Records excerpted from a collection:
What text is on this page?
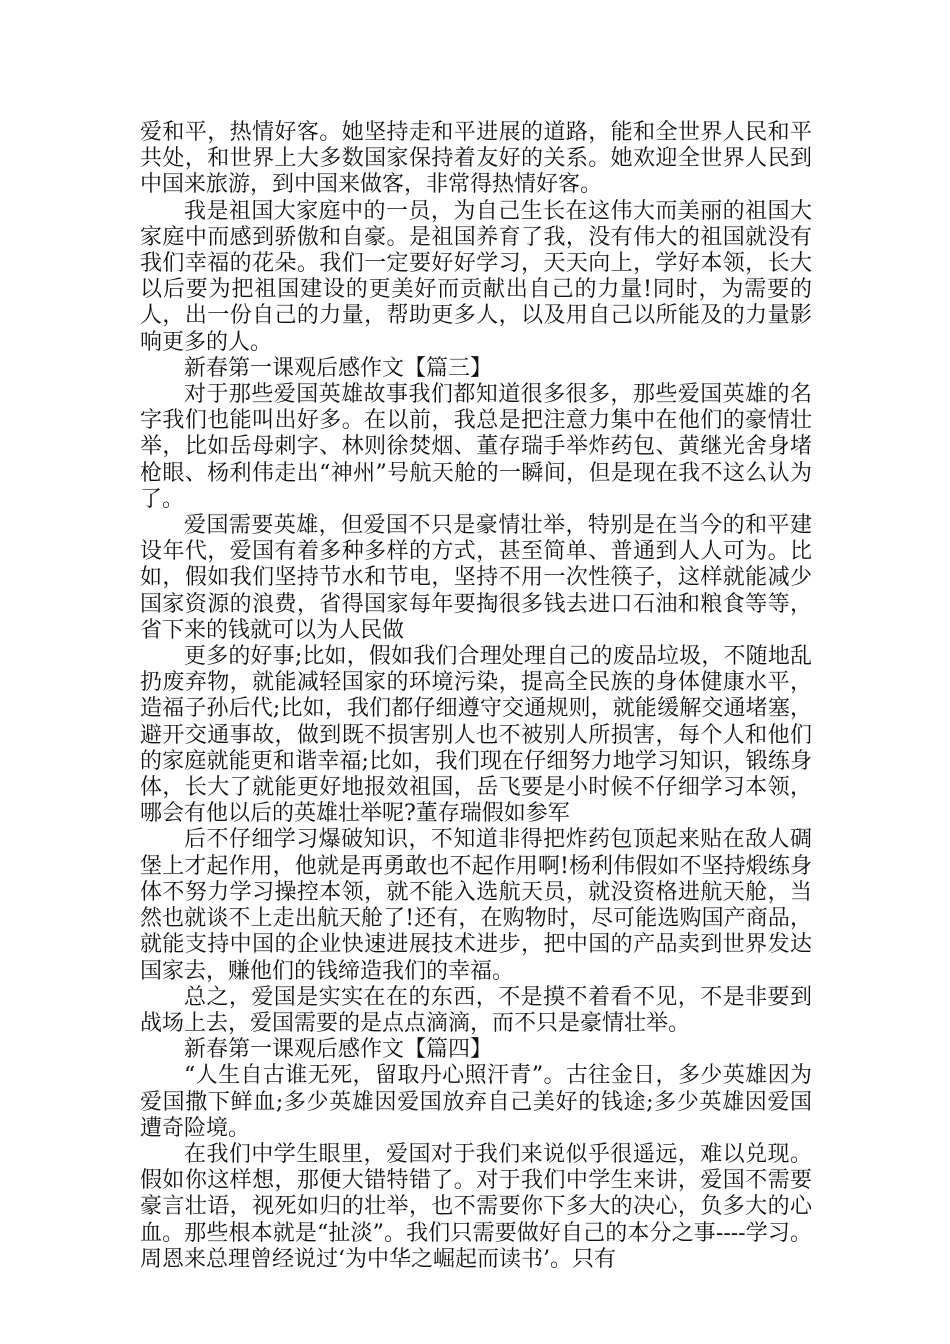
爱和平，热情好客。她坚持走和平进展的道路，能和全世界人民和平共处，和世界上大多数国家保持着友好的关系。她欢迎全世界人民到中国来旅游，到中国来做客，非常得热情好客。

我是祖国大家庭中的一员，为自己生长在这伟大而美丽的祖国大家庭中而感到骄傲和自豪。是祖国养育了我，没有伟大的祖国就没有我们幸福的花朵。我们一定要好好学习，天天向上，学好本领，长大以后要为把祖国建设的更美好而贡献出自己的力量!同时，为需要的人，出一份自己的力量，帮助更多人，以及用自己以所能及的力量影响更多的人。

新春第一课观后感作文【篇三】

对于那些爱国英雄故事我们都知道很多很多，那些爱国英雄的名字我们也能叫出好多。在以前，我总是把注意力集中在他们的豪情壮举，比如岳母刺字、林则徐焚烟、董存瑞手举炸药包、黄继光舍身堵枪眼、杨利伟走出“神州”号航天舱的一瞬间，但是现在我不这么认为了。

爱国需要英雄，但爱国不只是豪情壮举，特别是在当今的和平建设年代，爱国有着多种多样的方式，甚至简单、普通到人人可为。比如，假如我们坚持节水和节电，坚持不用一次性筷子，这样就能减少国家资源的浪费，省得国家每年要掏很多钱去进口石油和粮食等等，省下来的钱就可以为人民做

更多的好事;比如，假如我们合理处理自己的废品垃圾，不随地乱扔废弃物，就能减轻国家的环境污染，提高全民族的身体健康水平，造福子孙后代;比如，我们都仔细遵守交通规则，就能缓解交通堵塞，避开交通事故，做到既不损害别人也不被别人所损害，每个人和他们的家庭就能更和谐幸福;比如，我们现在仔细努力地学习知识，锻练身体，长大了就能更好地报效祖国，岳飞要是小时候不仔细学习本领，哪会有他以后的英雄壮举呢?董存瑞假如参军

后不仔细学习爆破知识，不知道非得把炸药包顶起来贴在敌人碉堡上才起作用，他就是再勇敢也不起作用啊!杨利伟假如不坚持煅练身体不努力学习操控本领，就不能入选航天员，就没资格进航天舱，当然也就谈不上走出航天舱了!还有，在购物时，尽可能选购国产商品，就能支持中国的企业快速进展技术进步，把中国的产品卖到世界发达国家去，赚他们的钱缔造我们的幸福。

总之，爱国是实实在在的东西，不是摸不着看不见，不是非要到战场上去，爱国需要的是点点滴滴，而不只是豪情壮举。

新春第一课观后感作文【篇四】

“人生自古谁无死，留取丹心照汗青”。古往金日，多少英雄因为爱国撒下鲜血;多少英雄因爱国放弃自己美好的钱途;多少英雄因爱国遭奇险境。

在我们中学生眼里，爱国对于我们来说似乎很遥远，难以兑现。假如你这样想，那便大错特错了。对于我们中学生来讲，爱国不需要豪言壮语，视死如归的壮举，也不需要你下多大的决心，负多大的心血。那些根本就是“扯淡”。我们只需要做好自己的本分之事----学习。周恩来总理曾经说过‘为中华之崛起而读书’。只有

SHORT TASK
Make an exact copy of every entry above, minus the images.

RESULT OF THIS TASK
What text is on this page?
爱和平，热情好客。她坚持走和平进展的道路，能和全世界人民和平共处，和世界上大多数国家保持着友好的关系。她欢迎全世界人民到中国来旅游，到中国来做客，非常得热情好客。

我是祖国大家庭中的一员，为自己生长在这伟大而美丽的祖国大家庭中而感到骄傲和自豪。是祖国养育了我，没有伟大的祖国就没有我们幸福的花朵。我们一定要好好学习，天天向上，学好本领，长大以后要为把祖国建设的更美好而贡献出自己的力量!同时，为需要的人，出一份自己的力量，帮助更多人，以及用自己以所能及的力量影响更多的人。

新春第一课观后感作文【篇三】

对于那些爱国英雄故事我们都知道很多很多，那些爱国英雄的名字我们也能叫出好多。在以前，我总是把注意力集中在他们的豪情壮举，比如岳母刺字、林则徐焚烟、董存瑞手举炸药包、黄继光舍身堵枪眼、杨利伟走出“神州”号航天舱的一瞬间，但是现在我不这么认为了。

爱国需要英雄，但爱国不只是豪情壮举，特别是在当今的和平建设年代，爱国有着多种多样的方式，甚至简单、普通到人人可为。比如，假如我们坚持节水和节电，坚持不用一次性筷子，这样就能减少国家资源的浪费，省得国家每年要掏很多钱去进口石油和粮食等等，省下来的钱就可以为人民做

更多的好事;比如，假如我们合理处理自己的废品垃圾，不随地乱扔废弃物，就能减轻国家的环境污染，提高全民族的身体健康水平，造福子孙后代;比如，我们都仔细遵守交通规则，就能缓解交通堵塞，避开交通事故，做到既不损害别人也不被别人所损害，每个人和他们的家庭就能更和谐幸福;比如，我们现在仔细努力地学习知识，锻练身体，长大了就能更好地报效祖国，岳飞要是小时候不仔细学习本领，哪会有他以后的英雄壮举呢?董存瑞假如参军

后不仔细学习爆破知识，不知道非得把炸药包顶起来贴在敌人碉堡上才起作用，他就是再勇敢也不起作用啊!杨利伟假如不坚持煅练身体不努力学习操控本领，就不能入选航天员，就没资格进航天舱，当然也就谈不上走出航天舱了!还有，在购物时，尽可能选购国产商品，就能支持中国的企业快速进展技术进步，把中国的产品卖到世界发达国家去，赚他们的钱缔造我们的幸福。

总之，爱国是实实在在的东西，不是摸不着看不见，不是非要到战场上去，爱国需要的是点点滴滴，而不只是豪情壮举。

新春第一课观后感作文【篇四】

“人生自古谁无死，留取丹心照汗青”。古往金日，多少英雄因为爱国撒下鲜血;多少英雄因爱国放弃自己美好的钱途;多少英雄因爱国遭奇险境。

在我们中学生眼里，爱国对于我们来说似乎很遥远，难以兑现。假如你这样想，那便大错特错了。对于我们中学生来讲，爱国不需要豪言壮语，视死如归的壮举，也不需要你下多大的决心，负多大的心血。那些根本就是“扯淡”。我们只需要做好自己的本分之事----学习。周恩来总理曾经说过‘为中华之崛起而读书’。只有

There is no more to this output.